Task to carry out: Quote the whole listing word for word, please.

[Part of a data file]
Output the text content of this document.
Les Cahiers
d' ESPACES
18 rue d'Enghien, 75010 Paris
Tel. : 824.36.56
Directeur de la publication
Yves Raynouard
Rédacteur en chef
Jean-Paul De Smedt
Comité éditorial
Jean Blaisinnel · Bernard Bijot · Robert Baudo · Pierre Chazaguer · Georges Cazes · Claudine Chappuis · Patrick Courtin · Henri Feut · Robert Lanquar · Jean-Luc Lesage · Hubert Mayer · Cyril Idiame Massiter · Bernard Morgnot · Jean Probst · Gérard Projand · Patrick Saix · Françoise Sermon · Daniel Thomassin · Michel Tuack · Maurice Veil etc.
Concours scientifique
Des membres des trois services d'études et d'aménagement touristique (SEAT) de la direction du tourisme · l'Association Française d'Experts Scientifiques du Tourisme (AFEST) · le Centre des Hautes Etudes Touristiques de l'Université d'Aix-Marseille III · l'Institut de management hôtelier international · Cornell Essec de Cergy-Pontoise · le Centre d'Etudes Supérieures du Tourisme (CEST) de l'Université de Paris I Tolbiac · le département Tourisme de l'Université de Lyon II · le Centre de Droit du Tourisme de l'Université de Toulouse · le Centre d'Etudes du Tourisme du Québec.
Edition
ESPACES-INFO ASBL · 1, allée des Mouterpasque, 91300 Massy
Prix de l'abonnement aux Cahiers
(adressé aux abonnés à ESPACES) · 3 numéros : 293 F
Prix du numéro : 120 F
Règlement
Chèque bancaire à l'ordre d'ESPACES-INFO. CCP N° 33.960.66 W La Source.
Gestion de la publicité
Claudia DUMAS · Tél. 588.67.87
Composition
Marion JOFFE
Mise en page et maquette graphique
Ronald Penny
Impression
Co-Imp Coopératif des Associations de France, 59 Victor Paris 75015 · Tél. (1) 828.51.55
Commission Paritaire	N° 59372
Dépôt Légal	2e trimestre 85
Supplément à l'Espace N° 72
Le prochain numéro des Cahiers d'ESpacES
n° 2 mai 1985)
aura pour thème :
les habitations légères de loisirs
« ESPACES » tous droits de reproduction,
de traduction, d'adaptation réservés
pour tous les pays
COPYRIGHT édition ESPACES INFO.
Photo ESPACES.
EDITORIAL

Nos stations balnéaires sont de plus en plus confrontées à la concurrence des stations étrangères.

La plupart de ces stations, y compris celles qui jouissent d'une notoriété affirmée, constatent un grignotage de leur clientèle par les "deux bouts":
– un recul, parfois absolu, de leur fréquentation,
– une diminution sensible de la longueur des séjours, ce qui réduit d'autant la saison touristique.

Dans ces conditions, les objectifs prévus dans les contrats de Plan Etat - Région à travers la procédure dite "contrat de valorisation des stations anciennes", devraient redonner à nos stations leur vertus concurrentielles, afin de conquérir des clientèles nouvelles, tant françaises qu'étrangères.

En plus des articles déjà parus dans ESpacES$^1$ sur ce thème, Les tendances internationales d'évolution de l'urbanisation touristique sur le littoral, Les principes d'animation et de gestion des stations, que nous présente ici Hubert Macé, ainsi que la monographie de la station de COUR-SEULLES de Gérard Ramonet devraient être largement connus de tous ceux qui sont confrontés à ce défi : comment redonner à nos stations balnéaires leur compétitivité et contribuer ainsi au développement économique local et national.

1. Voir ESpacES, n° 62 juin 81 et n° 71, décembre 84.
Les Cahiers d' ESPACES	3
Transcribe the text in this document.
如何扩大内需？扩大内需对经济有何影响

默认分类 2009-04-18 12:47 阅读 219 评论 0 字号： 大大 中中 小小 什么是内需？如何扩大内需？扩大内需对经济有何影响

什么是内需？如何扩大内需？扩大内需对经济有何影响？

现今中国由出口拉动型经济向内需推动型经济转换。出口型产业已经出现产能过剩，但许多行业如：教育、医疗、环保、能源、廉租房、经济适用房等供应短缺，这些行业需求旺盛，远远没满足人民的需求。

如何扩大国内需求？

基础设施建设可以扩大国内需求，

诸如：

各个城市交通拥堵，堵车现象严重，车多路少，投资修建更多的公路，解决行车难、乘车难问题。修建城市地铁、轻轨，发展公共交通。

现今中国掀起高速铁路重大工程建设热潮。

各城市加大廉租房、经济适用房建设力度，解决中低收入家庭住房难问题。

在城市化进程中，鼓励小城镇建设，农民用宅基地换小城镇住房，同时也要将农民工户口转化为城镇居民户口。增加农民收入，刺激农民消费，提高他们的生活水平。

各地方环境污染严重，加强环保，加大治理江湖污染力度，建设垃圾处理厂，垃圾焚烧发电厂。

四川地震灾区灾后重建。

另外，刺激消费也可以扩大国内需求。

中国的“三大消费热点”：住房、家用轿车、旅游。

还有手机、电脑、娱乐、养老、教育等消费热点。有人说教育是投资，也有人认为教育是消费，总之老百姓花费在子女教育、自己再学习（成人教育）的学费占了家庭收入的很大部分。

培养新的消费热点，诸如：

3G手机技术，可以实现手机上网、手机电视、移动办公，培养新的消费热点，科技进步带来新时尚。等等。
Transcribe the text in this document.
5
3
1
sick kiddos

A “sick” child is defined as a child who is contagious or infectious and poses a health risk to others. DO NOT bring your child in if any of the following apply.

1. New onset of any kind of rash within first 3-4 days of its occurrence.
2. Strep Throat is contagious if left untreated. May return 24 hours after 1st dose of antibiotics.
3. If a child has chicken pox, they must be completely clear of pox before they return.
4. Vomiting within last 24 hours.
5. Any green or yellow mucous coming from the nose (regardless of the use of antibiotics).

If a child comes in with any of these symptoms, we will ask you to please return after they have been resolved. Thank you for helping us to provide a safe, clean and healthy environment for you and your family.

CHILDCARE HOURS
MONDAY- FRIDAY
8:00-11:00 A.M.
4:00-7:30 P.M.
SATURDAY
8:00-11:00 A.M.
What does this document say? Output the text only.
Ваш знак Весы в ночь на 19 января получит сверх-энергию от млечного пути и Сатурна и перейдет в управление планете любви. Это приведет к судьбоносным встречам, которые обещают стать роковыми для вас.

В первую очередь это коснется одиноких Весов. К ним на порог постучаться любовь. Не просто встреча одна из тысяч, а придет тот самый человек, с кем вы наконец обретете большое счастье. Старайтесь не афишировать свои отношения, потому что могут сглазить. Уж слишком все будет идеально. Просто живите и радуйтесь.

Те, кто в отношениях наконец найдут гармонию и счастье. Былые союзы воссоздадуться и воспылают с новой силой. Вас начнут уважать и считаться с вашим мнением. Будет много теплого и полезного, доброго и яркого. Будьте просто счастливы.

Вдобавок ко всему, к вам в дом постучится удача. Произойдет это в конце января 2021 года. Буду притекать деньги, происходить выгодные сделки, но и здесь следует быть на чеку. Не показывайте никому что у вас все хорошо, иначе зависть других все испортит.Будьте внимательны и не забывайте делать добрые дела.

Solution to this exercise:
Output the text content of this document.
Les Cahiers
d' ESPACES
18 rue d'Enghien, 75010 Paris
Tel. : 824.36.56
Directeur de la publication
Yves Raynouard
Rédacteur en chef
Jean-Paul De Smedt
Comité éditorial
Jean Blaisinnel · Bernard Bijot · Robert Baudo · Pierre Chazaguer · Georges Cazes · Claudine Chappuis · Patrick Courtin · Henri Feut · Robert Lanquar · Jean-Luc Lesage · Hubert Mayer · Cyril Idiame Massiter · Bernard Morgnot · Jean Probst · Gérard Projand · Patrick Saix · Françoise Sermon · Daniel Thomassin · Michel Tuack · Maurice Veil etc.
Concours scientifique
Des membres des trois services d'études et d'aménagement touristique (SEAT) de la direction du tourisme · l'Association Française d'Experts Scientifiques du Tourisme (AFEST) · le Centre des Hautes Etudes Touristiques de l'Université d'Aix-Marseille III · l'Institut de management hôtelier international · Cornell Essec de Cergy-Pontoise · le Centre d'Etudes Supérieures du Tourisme (CEST) de l'Université de Paris I Tolbiac · le département Tourisme de l'Université de Lyon II · le Centre de Droit du Tourisme de l'Université de Toulouse · le Centre d'Etudes du Tourisme du Québec.
Edition
ESPACES-INFO ASBL · 1, allée des Mouterpasque, 91300 Massy
Prix de l'abonnement aux Cahiers
(adressé aux abonnés à ESPACES) · 3 numéros : 293 F
Prix du numéro : 120 F
Règlement
Chèque bancaire à l'ordre d'ESPACES-INFO. CCP N° 33.960.66 W La Source.
Gestion de la publicité
Claudia DUMAS · Tél. 588.67.87
Composition
Marion JOFFE
Mise en page et maquette graphique
Ronald Penny
Impression
Co-Imp Coopératif des Associations de France, 59 Victor Paris 75015 · Tél. (1) 828.51.55
Commission Paritaire	N° 59372
Dépôt Légal	2e trimestre 85
Supplément à l'Espace N° 72
Le prochain numéro des Cahiers d'ESpacES
n° 2 mai 1985)
aura pour thème :
les habitations légères de loisirs
« ESPACES » tous droits de reproduction,
de traduction, d'adaptation réservés
pour tous les pays
COPYRIGHT édition ESPACES INFO.
Photo ESPACES.
EDITORIAL

Nos stations balnéaires sont de plus en plus confrontées à la concurrence des stations étrangères.

La plupart de ces stations, y compris celles qui jouissent d'une notoriété affirmée, constatent un grignotage de leur clientèle par les "deux bouts":
– un recul, parfois absolu, de leur fréquentation,
– une diminution sensible de la longueur des séjours, ce qui réduit d'autant la saison touristique.

Dans ces conditions, les objectifs prévus dans les contrats de Plan Etat - Région à travers la procédure dite "contrat de valorisation des stations anciennes", devraient redonner à nos stations leur vertus concurrentielles, afin de conquérir des clientèles nouvelles, tant françaises qu'étrangères.

En plus des articles déjà parus dans ESpacES$^1$ sur ce thème, Les tendances internationales d'évolution de l'urbanisation touristique sur le littoral, Les principes d'animation et de gestion des stations, que nous présente ici Hubert Macé, ainsi que la monographie de la station de COUR-SEULLES de Gérard Ramonet devraient être largement connus de tous ceux qui sont confrontés à ce défi : comment redonner à nos stations balnéaires leur compétitivité et contribuer ainsi au développement économique local et national.

1. Voir ESpacES, n° 62 juin 81 et n° 71, décembre 84.
Les Cahiers d' ESPACES	3
Transcribe the text in this document.
如何扩大内需？扩大内需对经济有何影响

默认分类 2009-04-18 12:47 阅读 219 评论 0 字号： 大大 中中 小小 什么是内需？如何扩大内需？扩大内需对经济有何影响

什么是内需？如何扩大内需？扩大内需对经济有何影响？

现今中国由出口拉动型经济向内需推动型经济转换。出口型产业已经出现产能过剩，但许多行业如：教育、医疗、环保、能源、廉租房、经济适用房等供应短缺，这些行业需求旺盛，远远没满足人民的需求。

如何扩大国内需求？

基础设施建设可以扩大国内需求，

诸如：

各个城市交通拥堵，堵车现象严重，车多路少，投资修建更多的公路，解决行车难、乘车难问题。修建城市地铁、轻轨，发展公共交通。

现今中国掀起高速铁路重大工程建设热潮。

各城市加大廉租房、经济适用房建设力度，解决中低收入家庭住房难问题。

在城市化进程中，鼓励小城镇建设，农民用宅基地换小城镇住房，同时也要将农民工户口转化为城镇居民户口。增加农民收入，刺激农民消费，提高他们的生活水平。

各地方环境污染严重，加强环保，加大治理江湖污染力度，建设垃圾处理厂，垃圾焚烧发电厂。

四川地震灾区灾后重建。

另外，刺激消费也可以扩大国内需求。

中国的“三大消费热点”：住房、家用轿车、旅游。

还有手机、电脑、娱乐、养老、教育等消费热点。有人说教育是投资，也有人认为教育是消费，总之老百姓花费在子女教育、自己再学习（成人教育）的学费占了家庭收入的很大部分。

培养新的消费热点，诸如：

3G手机技术，可以实现手机上网、手机电视、移动办公，培养新的消费热点，科技进步带来新时尚。等等。
Transcribe the text in this document.
5
3
1
sick kiddos

A “sick” child is defined as a child who is contagious or infectious and poses a health risk to others. DO NOT bring your child in if any of the following apply.

1. New onset of any kind of rash within first 3-4 days of its occurrence.
2. Strep Throat is contagious if left untreated. May return 24 hours after 1st dose of antibiotics.
3. If a child has chicken pox, they must be completely clear of pox before they return.
4. Vomiting within last 24 hours.
5. Any green or yellow mucous coming from the nose (regardless of the use of antibiotics).

If a child comes in with any of these symptoms, we will ask you to please return after they have been resolved. Thank you for helping us to provide a safe, clean and healthy environment for you and your family.

CHILDCARE HOURS
MONDAY- FRIDAY
8:00-11:00 A.M.
4:00-7:30 P.M.
SATURDAY
8:00-11:00 A.M.
What does this document say? Output the text only.
Ваш знак Весы в ночь на 19 января получит сверх-энергию от млечного пути и Сатурна и перейдет в управление планете любви. Это приведет к судьбоносным встречам, которые обещают стать роковыми для вас.

В первую очередь это коснется одиноких Весов. К ним на порог постучаться любовь. Не просто встреча одна из тысяч, а придет тот самый человек, с кем вы наконец обретете большое счастье. Старайтесь не афишировать свои отношения, потому что могут сглазить. Уж слишком все будет идеально. Просто живите и радуйтесь.

Те, кто в отношениях наконец найдут гармонию и счастье. Былые союзы воссоздадуться и воспылают с новой силой. Вас начнут уважать и считаться с вашим мнением. Будет много теплого и полезного, доброго и яркого. Будьте просто счастливы.

Вдобавок ко всему, к вам в дом постучится удача. Произойдет это в конце января 2021 года. Буду притекать деньги, происходить выгодные сделки, но и здесь следует быть на чеку. Не показывайте никому что у вас все хорошо, иначе зависть других все испортит.Будьте внимательны и не забывайте делать добрые дела.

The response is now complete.